## Directions for this task
Select lines where the word "properties" appears.

## Provided records
■ ■ ■ ■

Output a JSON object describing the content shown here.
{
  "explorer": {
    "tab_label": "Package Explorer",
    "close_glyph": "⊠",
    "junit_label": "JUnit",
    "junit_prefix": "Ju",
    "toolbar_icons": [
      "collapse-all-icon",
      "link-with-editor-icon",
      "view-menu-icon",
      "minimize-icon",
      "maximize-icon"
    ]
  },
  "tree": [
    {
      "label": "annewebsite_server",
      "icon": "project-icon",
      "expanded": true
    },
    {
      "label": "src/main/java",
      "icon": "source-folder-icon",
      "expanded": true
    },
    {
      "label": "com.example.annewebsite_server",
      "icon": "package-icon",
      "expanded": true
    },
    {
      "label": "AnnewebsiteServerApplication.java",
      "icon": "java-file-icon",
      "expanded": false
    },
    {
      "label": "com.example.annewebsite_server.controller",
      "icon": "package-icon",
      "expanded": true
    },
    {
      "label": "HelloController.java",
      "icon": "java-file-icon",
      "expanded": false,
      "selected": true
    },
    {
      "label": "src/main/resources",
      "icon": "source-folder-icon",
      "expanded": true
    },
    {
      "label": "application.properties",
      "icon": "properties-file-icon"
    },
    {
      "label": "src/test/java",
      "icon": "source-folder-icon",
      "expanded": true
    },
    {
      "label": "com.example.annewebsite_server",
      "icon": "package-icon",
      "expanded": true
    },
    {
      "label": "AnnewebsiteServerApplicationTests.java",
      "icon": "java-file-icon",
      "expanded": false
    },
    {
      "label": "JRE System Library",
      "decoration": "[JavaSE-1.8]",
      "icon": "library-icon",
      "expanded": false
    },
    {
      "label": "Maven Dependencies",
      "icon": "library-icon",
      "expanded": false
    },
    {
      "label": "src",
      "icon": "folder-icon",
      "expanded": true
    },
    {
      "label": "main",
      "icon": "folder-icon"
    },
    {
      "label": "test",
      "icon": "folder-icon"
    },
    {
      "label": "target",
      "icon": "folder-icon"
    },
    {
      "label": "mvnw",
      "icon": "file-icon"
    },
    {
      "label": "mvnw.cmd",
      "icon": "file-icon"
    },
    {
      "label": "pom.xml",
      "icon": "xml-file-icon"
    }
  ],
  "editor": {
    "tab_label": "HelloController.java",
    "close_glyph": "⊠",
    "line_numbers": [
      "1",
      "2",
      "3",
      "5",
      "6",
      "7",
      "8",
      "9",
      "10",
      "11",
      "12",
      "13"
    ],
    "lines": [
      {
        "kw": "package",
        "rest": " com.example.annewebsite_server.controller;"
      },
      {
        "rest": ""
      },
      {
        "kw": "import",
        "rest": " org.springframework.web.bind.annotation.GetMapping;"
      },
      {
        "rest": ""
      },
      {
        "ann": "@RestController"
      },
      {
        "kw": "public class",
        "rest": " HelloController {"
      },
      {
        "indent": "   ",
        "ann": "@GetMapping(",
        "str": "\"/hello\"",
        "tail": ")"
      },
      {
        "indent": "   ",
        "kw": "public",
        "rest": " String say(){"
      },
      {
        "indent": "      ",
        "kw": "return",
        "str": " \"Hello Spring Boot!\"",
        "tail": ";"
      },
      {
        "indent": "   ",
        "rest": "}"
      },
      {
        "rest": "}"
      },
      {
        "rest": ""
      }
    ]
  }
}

■ ■ ■ ■

## Correct output
      "label": "application.properties",
      "icon": "properties-file-icon"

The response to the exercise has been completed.